***** Passage for review *****

A pioneering new side by side surgery system is cutting waiting times for Fife cataract patients.
NHS Fife has spent more than £560,000 on developing twin ophthalmology theatres at Queen Margaret Hospital. in Dunfermline.
The idea for the so-called Jack and Jill arrangement came about in response to the growing demand for cataract surgery.
Around 3,000 cataract procedures are carried out each year in Fife and the figure is expected to rise to 3,500 by 2022/23.
Until recently Fife had only one cataract theatre and bosses were having to put on weekend services to try to keep up with demand.
Some patients were also having to Glasgow for out-patient appointments and treatment.
The decision to increase capacity means nursing staff can prepare a patient for their treatment in one theatre, while a surgeon operates in the one next door.
The set-up enables a single surgeon to work simultaneously across the two adjoining theatres.
The Jack and Jill model is already used successfully in other parts of the UK and the new arrangement should allow for another 500 cases per year.
There is also scope to increase the provision as demand grows.
Health bosses hope the move will help to reduce waiting times and ensure all patients in Fife who need cataract surgery can have the procedure carried out locally.
There might also be potential for helping neighbouring health boards to reduce their waiting times.

*****

(Exercise details): Resume the news report on Fife's twin cataract theatres, picking up after its final sentence. The material that comes next is not needed for this.

***** Source material *****

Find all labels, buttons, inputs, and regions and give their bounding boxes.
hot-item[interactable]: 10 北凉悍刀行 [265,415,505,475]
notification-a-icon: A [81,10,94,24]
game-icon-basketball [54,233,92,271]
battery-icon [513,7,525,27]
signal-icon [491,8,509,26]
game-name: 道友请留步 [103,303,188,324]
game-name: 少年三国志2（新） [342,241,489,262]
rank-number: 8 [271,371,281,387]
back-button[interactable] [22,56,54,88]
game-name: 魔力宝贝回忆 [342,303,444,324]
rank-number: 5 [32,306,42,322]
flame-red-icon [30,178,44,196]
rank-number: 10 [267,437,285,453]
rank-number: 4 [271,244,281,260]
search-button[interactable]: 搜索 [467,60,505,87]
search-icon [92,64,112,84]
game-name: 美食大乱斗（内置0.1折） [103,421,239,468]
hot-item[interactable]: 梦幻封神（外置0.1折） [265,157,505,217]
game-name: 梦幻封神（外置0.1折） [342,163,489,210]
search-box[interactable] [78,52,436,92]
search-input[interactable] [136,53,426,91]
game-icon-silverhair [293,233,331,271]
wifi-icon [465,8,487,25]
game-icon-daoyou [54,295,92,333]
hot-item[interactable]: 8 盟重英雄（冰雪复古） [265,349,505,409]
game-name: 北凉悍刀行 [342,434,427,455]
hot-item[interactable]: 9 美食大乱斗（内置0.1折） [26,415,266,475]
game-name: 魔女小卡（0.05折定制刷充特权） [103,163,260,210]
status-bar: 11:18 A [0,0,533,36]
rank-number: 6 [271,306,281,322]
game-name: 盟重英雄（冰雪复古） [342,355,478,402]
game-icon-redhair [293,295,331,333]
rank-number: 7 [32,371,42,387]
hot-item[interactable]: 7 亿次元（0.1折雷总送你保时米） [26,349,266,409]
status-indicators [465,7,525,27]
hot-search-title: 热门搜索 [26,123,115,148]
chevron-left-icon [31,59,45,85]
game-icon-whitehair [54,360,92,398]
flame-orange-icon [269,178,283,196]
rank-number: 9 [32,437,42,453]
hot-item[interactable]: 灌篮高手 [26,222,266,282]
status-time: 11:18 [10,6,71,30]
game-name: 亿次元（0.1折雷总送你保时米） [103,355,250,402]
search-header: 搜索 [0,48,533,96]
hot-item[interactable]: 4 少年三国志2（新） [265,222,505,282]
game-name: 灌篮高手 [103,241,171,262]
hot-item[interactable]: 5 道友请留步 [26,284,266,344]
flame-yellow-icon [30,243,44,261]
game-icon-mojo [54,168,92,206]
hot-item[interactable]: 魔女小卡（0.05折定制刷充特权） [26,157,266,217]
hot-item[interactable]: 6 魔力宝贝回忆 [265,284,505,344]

*****

(Written answer):
Consultant ophthalmologist Dr Shona Sutherland said: “Fife’s ophthalmology service has long prided itself on offering a cataract service that is second to none.
“Despite year on year improvements in the efficiency of the service, the demand over recent years has meant that we could not treat all patients requiring cataract procedures locally, or offer the level of flexibility for patients that we once did.
“It was crucial that we found a more sustainable means of providing cataract surgery for the population of Fife and the changes we have made enable us to do exactly that.”
NHS Fife chief executive Paul Hawkins said: “The addition of our new Jack and Jill theatre will enable our ophthalmology service to meet this demand, and to continue to do so by creating a more sustainable model of care.
“Most importantly, patients are the ultimate beneficiaries of the changes made to service,” he added.